305bbcaa.jpg赤ちゃんの細菌性髄膜炎を予防するHib(ヒブ)ワクチンと小児用肺炎球菌ワクチンについて、西鎌倉こどもクリニックの下田先生に最近の動向をお伺いしました。

西鎌倉こどもクリニック 院長 下田 康介
2010年5月14日

今回はヒブ(Hib)ワクチン(商品名:アクトヒブ)と小児用肺炎球菌ワクチン(商品名プレベナー)についてお知らせします。

ヒブワクチンは2008年から、肺炎球菌ワクチンは今年2010年2月から日本で接種が始まりました。両者共に細菌性髄膜炎という重大な病気を予防することが目的です。特に0歳から1歳児がかかることが多く、発熱、不機嫌、嘔吐などふつうのカゼと見分けがつかない症状で始まり、進行が早く、早期診断・早期治療が困難な病気です。欧米や中国などのアジア諸国など世界100カ国以上では以前から実用化され、多くの先進国では公費負担による定期接種となっていましたが、日本では国民皆保険制度で医療機関にかかりやすく、すぐれた抗生物質で治療すれば大丈夫という「油断」があったため、患者さんが年々増えているにもかかわらず、導入が遅れていました。
******************************
◆ 課題 ◆
• A. ワクチンに関する記事から、「西鎌倉こどもクリニック 院長 下田」を含む語句で始まり「らず、導入が遅れていました。」で終わる部分を、一字一句変えずに引用せよ。
• B. ワクチンに関する記事によると、日本ではなぜ二つのワクチンの導入が遅れたのか。一〜三文で説明せよ。
• C. ワクチンに関する記事が途切れたところから、その先の文章を書き継げ。
******************************
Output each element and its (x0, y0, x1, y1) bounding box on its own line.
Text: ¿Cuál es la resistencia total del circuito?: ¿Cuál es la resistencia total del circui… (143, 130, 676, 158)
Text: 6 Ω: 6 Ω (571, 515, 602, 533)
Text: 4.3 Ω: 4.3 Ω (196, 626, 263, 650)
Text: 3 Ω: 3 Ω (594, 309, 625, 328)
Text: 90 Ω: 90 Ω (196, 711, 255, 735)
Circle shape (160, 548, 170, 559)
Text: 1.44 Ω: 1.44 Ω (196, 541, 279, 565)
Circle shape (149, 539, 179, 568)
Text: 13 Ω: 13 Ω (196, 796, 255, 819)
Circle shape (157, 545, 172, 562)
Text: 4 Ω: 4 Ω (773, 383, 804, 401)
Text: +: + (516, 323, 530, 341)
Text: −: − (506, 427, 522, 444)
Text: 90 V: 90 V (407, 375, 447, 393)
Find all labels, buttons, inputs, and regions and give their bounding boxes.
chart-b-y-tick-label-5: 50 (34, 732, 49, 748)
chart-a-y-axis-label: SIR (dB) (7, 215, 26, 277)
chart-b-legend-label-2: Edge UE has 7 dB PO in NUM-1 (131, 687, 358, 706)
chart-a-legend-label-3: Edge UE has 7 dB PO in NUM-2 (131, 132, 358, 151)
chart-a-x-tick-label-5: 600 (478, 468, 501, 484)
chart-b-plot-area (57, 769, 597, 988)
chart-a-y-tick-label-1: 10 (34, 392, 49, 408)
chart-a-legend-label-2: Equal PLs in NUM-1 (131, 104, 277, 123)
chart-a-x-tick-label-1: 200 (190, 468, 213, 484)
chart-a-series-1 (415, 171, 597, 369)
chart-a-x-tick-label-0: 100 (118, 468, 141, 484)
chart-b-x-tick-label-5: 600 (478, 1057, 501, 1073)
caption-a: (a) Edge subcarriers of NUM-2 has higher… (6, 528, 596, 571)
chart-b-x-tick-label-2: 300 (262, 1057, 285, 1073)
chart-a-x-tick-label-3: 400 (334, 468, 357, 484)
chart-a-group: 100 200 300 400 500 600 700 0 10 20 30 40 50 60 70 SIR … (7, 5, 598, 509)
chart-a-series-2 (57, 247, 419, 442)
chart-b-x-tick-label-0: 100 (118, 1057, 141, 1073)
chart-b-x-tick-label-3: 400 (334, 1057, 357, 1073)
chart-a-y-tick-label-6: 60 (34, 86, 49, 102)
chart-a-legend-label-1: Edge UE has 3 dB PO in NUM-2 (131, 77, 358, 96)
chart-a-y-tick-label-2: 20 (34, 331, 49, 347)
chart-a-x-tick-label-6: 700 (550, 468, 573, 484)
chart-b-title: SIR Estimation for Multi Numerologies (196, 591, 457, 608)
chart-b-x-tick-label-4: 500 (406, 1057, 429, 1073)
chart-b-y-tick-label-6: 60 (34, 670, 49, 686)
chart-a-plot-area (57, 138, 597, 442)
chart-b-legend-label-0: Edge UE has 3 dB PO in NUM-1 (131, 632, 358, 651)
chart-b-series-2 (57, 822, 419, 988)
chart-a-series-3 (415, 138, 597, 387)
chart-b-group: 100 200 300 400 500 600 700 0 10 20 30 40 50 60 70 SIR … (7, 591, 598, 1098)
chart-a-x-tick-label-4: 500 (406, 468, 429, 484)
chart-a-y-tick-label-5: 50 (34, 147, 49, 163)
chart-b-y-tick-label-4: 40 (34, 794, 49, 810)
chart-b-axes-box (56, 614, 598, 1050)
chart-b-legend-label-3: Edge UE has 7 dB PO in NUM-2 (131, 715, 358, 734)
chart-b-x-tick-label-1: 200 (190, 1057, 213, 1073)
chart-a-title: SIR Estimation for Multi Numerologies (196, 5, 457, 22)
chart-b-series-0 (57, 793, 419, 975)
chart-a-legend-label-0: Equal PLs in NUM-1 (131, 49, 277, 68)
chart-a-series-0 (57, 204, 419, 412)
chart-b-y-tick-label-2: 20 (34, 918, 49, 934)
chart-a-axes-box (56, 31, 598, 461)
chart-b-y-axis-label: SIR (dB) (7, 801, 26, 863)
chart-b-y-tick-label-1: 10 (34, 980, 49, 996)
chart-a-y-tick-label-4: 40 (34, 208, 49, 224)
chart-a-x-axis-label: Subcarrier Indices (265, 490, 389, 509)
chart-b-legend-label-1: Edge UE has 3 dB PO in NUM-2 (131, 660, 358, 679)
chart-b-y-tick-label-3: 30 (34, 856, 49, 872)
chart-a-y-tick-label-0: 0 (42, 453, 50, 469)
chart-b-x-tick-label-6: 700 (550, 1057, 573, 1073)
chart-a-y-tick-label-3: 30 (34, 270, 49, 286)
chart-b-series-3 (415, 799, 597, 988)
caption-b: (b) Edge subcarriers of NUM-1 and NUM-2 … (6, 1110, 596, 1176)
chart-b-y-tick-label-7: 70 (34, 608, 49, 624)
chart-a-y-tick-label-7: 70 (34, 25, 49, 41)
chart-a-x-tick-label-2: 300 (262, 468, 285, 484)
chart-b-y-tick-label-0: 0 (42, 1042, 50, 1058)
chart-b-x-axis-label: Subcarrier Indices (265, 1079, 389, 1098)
******************************
◆ 解答 ◆
• A.
西鎌倉こどもクリニック 院長 下田 康介
2010年5月14日

今回はヒブ(Hib)ワクチン(商品名:アクトヒブ)と小児用肺炎球菌ワクチン(商品名プレベナー)についてお知らせします。

ヒブワクチンは2008年から、肺炎球菌ワクチンは今年2010年2月から日本で接種が始まりました。両者共に細菌性髄膜炎という重大な病気を予防することが目的です。特に0歳から1歳児がかかることが多く、発熱、不機嫌、嘔吐などふつうのカゼと見分けがつかない症状で始まり、進行が早く、早期診断・早期治療が困難な病気です。欧米や中国などのアジア諸国など世界100カ国以上では以前から実用化され、多くの先進国では公費負担による定期接種となっていましたが、日本では国民皆保険制度で医療機関にかかりやすく、すぐれた抗生物質で治療すれば大丈夫という「油断」があったため、患者さんが年々増えているにもかかわらず、導入が遅れていました。

• B. 日本では国民皆保険制度のおかげで医療機関にかかりやすく、すぐれた抗生物質で治療すれば大丈夫という「油断」があったためである。そのため、患者が年々増えていたにもかかわらず導入が遅れた。

• C.
また、ヒブ菌も肺炎球菌も最近はどんな抗生物質も効かない「多剤耐性菌」が増えて、抗生物質を使えば問題はないという時代は終わりました。たとえば、ヒブ菌による細菌性髄膜炎の統計から推測すると、人口約18万人の鎌倉市では、毎年20人近くの子どもさんがこの病気にかかり、5%が死亡、20%前後に難聴やてんかん発作など重大な後遺症が残ります。患者さんの半分以上が0歳から1歳児で発病のピークは生後9カ月です。肺炎球菌による髄膜炎は「電撃型」と言って、もっと急速に時間単位で病状が悪化することもあります。

ヒブ菌や肺炎球菌は、保育所など集団生活を始めると1ないし2か月のうちにほぼ全員の子どもさんのノドや鼻に定着し、いわゆる「保菌者」状態になることがわかっています。これらの子どもさんから、咽頭炎、扁桃炎、中耳炎、鼻副鼻腔炎、肺炎そして最重症の病気として菌血症や髄膜炎が発症してきます。

生後3ヶ月から従来の定期接種としてBCGと三種混合ワクチンが始まりますが、ヒブワクチンと肺炎球菌ワクチンは生後2ヶ月になったら接種できます。できれば、生後6ヶ月ぐらいまでにはヒブワクチンと肺炎球菌ワクチンを済ませておきたいものです。赤ちゃんにとっては、このあいだの「新型インフルエンザ」より怖い病気だからです。三種混合ワクチンと同じ日に接種する「同日接種」のスケジュールをお勧めします。BCGやポリオもタイミングをみて、接種をすすめることが可能ですから、かかりつけの小児科医と相談しましょう。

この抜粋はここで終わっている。